>> Start

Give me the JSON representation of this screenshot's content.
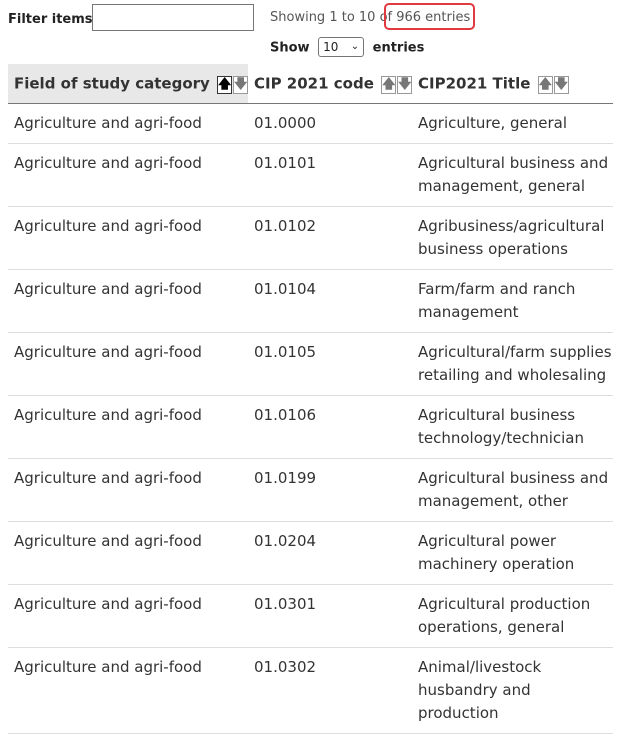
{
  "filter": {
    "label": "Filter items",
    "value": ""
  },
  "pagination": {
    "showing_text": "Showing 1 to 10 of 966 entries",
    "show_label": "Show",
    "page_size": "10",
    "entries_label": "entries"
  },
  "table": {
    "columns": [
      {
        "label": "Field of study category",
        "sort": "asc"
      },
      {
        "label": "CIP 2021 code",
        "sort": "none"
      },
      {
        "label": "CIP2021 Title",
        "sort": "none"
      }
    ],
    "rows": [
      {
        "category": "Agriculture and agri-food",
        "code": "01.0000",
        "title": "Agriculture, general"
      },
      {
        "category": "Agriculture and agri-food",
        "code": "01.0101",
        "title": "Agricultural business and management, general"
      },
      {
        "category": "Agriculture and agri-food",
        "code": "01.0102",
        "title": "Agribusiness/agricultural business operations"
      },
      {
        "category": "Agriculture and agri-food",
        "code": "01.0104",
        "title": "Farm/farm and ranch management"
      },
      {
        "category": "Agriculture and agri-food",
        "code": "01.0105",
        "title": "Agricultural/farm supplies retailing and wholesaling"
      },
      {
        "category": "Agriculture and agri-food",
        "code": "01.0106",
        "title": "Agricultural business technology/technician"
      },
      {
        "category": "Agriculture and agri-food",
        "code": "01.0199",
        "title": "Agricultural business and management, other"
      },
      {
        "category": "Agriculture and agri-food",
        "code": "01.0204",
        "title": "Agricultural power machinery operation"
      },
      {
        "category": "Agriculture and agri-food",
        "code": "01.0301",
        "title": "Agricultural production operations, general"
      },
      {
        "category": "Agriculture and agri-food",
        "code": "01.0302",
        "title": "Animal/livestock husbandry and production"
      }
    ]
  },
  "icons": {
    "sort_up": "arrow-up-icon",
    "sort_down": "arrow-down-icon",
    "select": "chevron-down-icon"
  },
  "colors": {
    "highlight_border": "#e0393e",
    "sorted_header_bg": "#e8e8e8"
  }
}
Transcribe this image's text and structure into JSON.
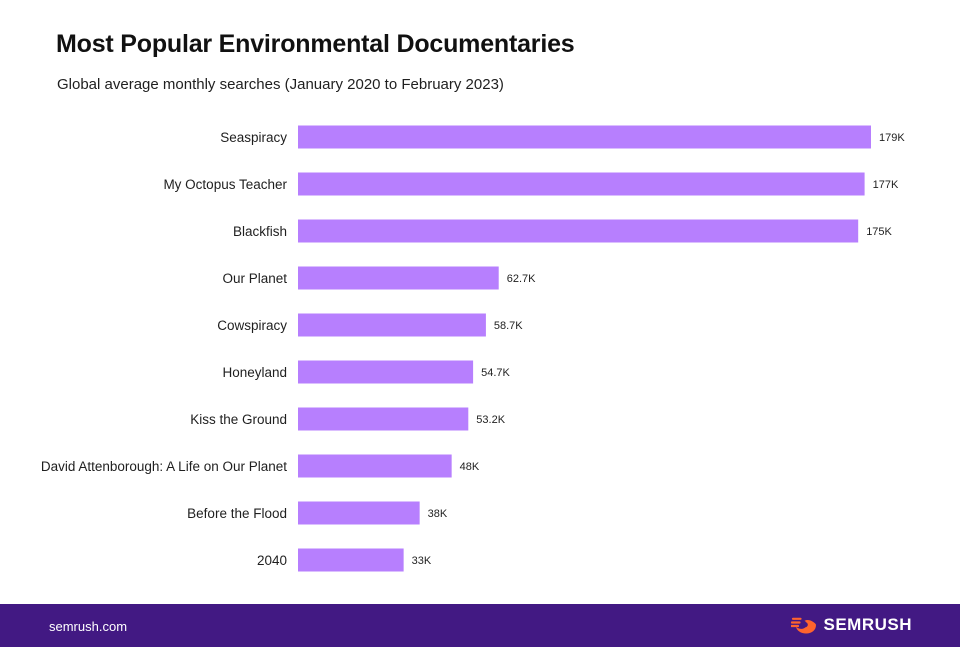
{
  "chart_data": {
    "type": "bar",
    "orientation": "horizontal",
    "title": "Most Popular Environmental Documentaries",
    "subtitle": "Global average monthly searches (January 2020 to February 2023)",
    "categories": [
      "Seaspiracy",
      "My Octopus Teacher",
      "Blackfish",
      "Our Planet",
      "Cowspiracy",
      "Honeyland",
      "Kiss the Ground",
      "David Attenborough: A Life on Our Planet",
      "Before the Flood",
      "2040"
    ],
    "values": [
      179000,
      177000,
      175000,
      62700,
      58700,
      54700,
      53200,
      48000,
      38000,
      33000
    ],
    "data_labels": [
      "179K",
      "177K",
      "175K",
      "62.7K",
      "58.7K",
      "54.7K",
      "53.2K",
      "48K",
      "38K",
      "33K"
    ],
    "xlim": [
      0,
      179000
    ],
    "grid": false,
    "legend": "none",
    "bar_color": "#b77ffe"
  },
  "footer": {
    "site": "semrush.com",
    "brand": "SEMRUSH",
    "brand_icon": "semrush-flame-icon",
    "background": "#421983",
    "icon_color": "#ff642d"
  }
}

>> End

__What this task involves__
Nothing but the lines from the line containing "Transcribe this image's" through the last line of the material may be output, and they must be copied exactly, without pictures.

__Result below__
Transcribe this image's text and structure into JSON.
{
  "chart_data": {
    "type": "bar",
    "orientation": "horizontal",
    "title": "Most Popular Environmental Documentaries",
    "subtitle": "Global average monthly searches (January 2020 to February 2023)",
    "categories": [
      "Seaspiracy",
      "My Octopus Teacher",
      "Blackfish",
      "Our Planet",
      "Cowspiracy",
      "Honeyland",
      "Kiss the Ground",
      "David Attenborough: A Life on Our Planet",
      "Before the Flood",
      "2040"
    ],
    "values": [
      179000,
      177000,
      175000,
      62700,
      58700,
      54700,
      53200,
      48000,
      38000,
      33000
    ],
    "data_labels": [
      "179K",
      "177K",
      "175K",
      "62.7K",
      "58.7K",
      "54.7K",
      "53.2K",
      "48K",
      "38K",
      "33K"
    ],
    "xlim": [
      0,
      179000
    ],
    "grid": false,
    "legend": "none",
    "bar_color": "#b77ffe"
  },
  "footer": {
    "site": "semrush.com",
    "brand": "SEMRUSH",
    "brand_icon": "semrush-flame-icon",
    "background": "#421983",
    "icon_color": "#ff642d"
  }
}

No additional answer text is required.